GIVEN INFORMATION »
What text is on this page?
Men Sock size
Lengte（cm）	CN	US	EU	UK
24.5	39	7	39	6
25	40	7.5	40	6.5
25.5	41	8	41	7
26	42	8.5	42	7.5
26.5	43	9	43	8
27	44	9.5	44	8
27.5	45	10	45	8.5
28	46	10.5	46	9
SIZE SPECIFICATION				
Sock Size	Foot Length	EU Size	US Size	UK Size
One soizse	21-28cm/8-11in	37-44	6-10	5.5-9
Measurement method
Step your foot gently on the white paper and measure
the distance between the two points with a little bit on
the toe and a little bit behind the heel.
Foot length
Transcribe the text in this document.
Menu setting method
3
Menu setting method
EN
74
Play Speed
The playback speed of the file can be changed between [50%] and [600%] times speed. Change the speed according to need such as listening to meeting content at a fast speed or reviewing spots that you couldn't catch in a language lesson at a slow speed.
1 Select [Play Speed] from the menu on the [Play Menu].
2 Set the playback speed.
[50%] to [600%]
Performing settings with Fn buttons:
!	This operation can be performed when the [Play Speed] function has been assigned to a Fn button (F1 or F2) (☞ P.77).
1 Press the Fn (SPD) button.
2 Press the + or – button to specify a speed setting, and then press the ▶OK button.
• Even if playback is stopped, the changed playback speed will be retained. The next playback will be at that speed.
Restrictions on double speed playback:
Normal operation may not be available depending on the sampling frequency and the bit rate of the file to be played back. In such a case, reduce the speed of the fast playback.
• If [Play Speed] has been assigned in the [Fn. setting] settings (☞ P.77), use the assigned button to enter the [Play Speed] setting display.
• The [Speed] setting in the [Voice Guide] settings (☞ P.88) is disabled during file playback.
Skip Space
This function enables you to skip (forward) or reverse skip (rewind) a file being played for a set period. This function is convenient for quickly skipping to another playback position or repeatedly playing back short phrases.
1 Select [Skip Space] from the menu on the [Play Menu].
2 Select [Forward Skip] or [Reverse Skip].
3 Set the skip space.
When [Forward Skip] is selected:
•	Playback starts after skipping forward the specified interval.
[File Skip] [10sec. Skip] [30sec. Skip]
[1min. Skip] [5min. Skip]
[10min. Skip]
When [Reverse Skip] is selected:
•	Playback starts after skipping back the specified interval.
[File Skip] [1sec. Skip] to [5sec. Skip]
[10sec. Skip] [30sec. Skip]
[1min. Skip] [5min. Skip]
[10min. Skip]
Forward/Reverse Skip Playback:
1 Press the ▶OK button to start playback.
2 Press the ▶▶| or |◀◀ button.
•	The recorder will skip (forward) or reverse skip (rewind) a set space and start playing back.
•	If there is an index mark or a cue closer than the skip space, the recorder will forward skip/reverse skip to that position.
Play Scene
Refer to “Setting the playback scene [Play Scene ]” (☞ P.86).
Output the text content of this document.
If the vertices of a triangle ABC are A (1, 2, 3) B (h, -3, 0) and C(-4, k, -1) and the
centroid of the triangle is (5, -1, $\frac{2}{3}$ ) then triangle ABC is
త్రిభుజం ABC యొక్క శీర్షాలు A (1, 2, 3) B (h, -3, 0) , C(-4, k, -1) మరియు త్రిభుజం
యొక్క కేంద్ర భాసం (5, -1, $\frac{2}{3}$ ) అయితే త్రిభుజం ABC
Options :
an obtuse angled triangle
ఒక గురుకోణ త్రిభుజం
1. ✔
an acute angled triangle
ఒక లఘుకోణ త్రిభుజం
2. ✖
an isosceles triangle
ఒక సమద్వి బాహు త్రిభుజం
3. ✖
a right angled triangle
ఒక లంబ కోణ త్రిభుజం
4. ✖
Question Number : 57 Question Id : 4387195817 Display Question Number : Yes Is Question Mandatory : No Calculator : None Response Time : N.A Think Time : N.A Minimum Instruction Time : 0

WRITTEN INSTRUCTION » Read through the data and copy every line where "Menu" shows up.

EXPECTED OUTPUT »
Menu setting method
Menu setting method
1 Select [Play Speed] from the menu on the [Play Menu].
1 Select [Skip Space] from the menu on the [Play Menu].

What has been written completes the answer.